Reply with one number: how many lines contain the word "subtitle".

INFORMATION SHOWN:
####
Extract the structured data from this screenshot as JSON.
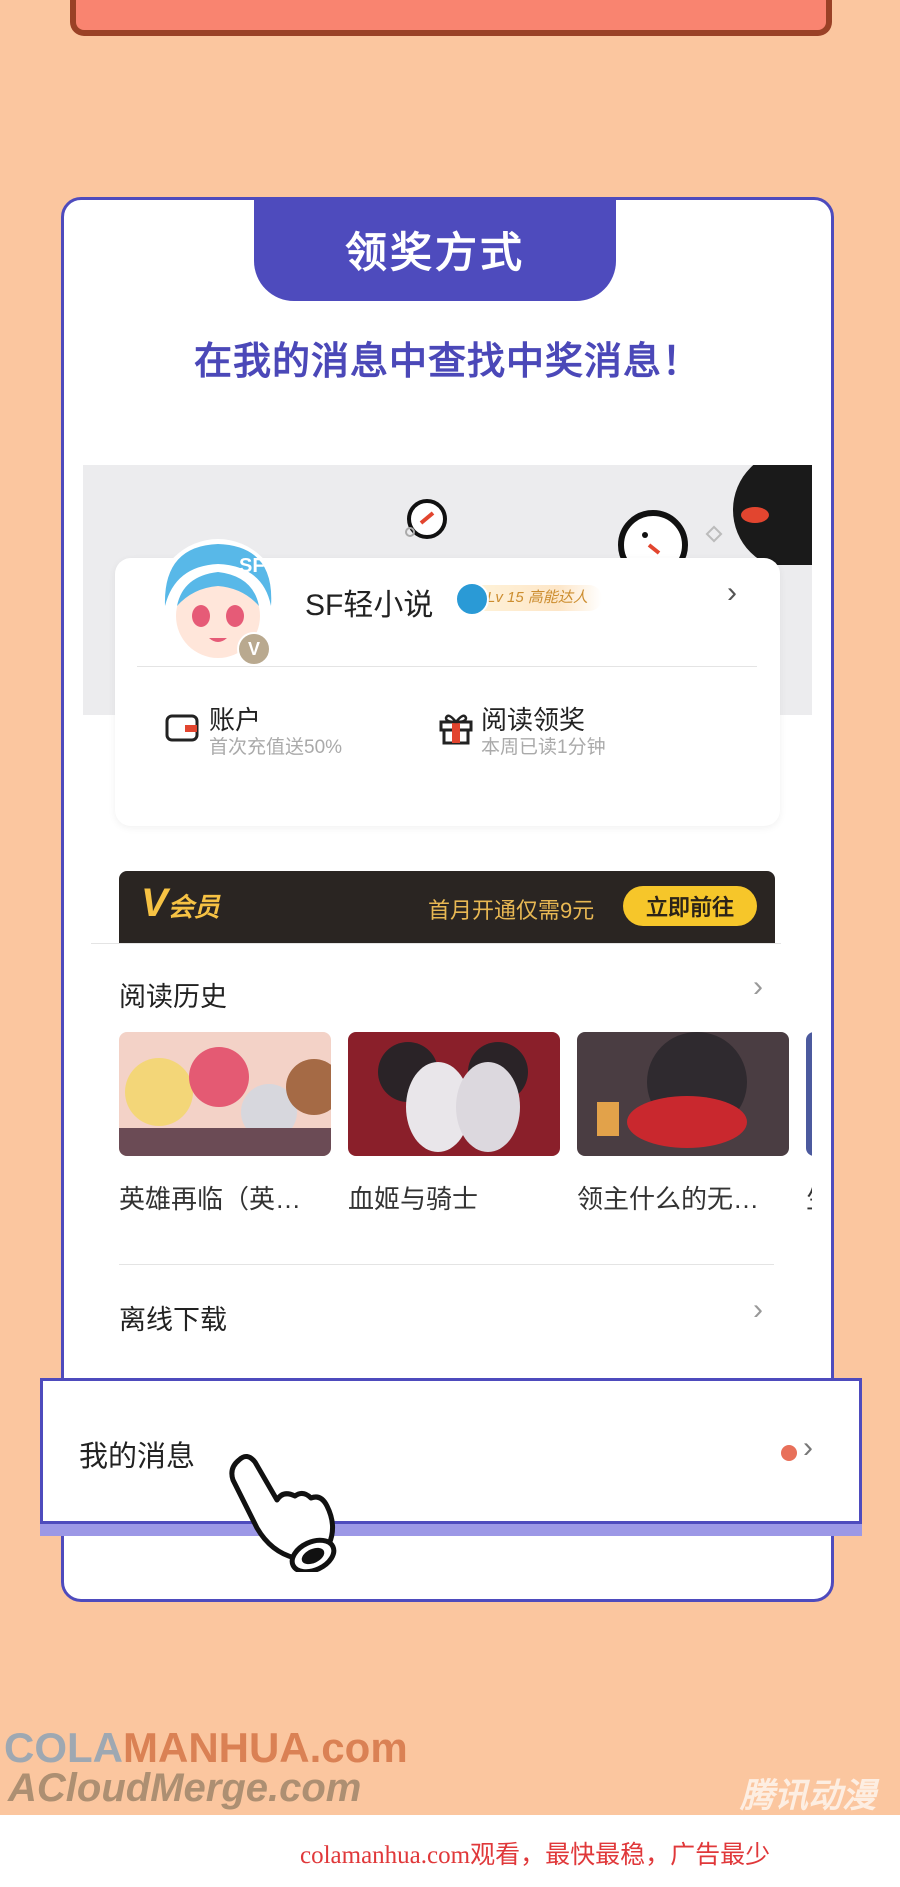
{
  "header": {
    "tab_title": "领奖方式",
    "subtitle": "在我的消息中查找中奖消息！"
  },
  "profile": {
    "username": "SF轻小说",
    "avatar_badge": "V",
    "level_badge": "Lv 15 高能达人",
    "account": {
      "title": "账户",
      "subtitle": "首次充值送50%"
    },
    "reading_reward": {
      "title": "阅读领奖",
      "subtitle": "本周已读1分钟"
    }
  },
  "vip": {
    "logo_letter": "V",
    "logo_text": "会员",
    "promo": "首月开通仅需9元",
    "button": "立即前往"
  },
  "reading_history": {
    "title": "阅读历史",
    "books": [
      {
        "title": "英雄再临（英…"
      },
      {
        "title": "血姬与骑士"
      },
      {
        "title": "领主什么的无…"
      },
      {
        "title": "生"
      }
    ]
  },
  "offline_download": {
    "title": "离线下载"
  },
  "my_messages": {
    "title": "我的消息"
  },
  "watermarks": {
    "line1a": "COLA",
    "line1b": "MANHUA.com",
    "line2": "ACloudMerge.com",
    "logo": "腾讯动漫",
    "footer": "colamanhua.com观看，最快最稳，广告最少"
  },
  "colors": {
    "accent": "#4e4bbd",
    "background": "#fbc69f",
    "vip_gold": "#f6c62a",
    "notify_dot": "#e8705a"
  },
  "icons": [
    "wallet-icon",
    "gift-icon",
    "chevron-right-icon",
    "pointing-hand-icon",
    "level-icon"
  ]
}
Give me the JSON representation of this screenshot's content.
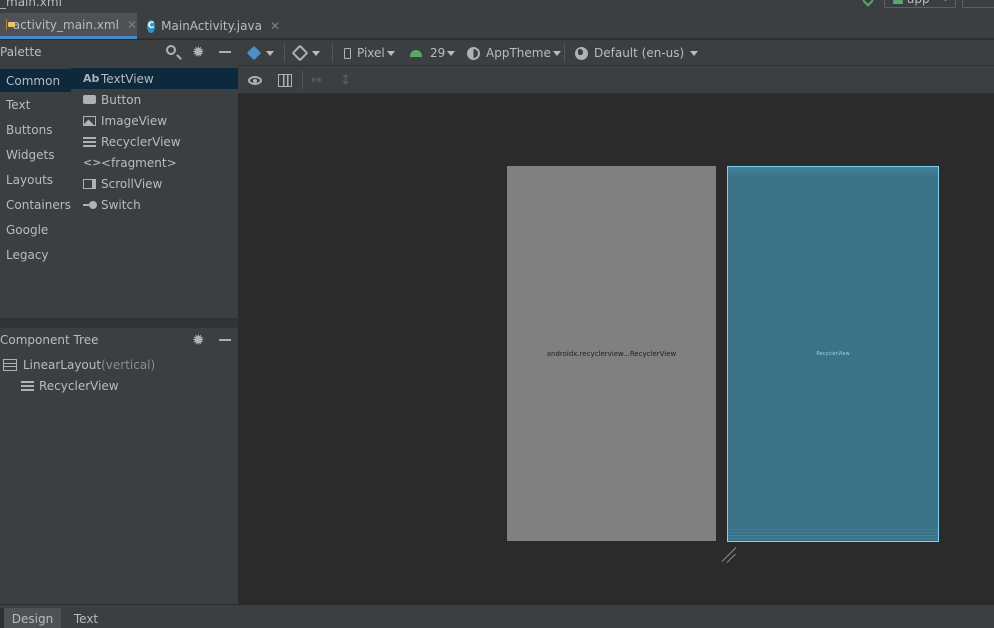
{
  "colors": {
    "background": "#2b2b2b",
    "panel": "#3c3f41",
    "selection": "#0d293e",
    "active_tab_underline": "#4a88c7",
    "design_surface": "#808080",
    "blueprint_surface": "#3b7287",
    "blueprint_border": "#7ed1ef",
    "android_green": "#59a869"
  },
  "window": {
    "crumb": "_main.xml",
    "run_config_label": "app"
  },
  "editor_tabs": [
    {
      "label": "activity_main.xml",
      "icon": "xml-file-icon",
      "active": true
    },
    {
      "label": "MainActivity.java",
      "icon": "java-class-icon",
      "active": false
    }
  ],
  "palette": {
    "title": "Palette",
    "categories": [
      "Common",
      "Text",
      "Buttons",
      "Widgets",
      "Layouts",
      "Containers",
      "Google",
      "Legacy"
    ],
    "selected_category": "Common",
    "widgets": [
      {
        "label": "TextView",
        "icon": "text-view-icon",
        "glyph": "Ab"
      },
      {
        "label": "Button",
        "icon": "button-icon"
      },
      {
        "label": "ImageView",
        "icon": "image-view-icon"
      },
      {
        "label": "RecyclerView",
        "icon": "recycler-view-icon"
      },
      {
        "label": "<fragment>",
        "icon": "fragment-icon",
        "glyph": "<>"
      },
      {
        "label": "ScrollView",
        "icon": "scroll-view-icon"
      },
      {
        "label": "Switch",
        "icon": "switch-icon"
      }
    ]
  },
  "component_tree": {
    "title": "Component Tree",
    "root": {
      "label": "LinearLayout",
      "qualifier": "(vertical)"
    },
    "child": {
      "label": "RecyclerView"
    }
  },
  "toolbar": {
    "device": "Pixel",
    "api_level": "29",
    "theme": "AppTheme",
    "locale": "Default (en-us)"
  },
  "canvas": {
    "design_label": "androidx.recyclerview...RecyclerView",
    "blueprint_label": "RecyclerView"
  },
  "bottom_tabs": [
    {
      "label": "Design",
      "active": true
    },
    {
      "label": "Text",
      "active": false
    }
  ]
}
####
ANSWER IN FULL:
3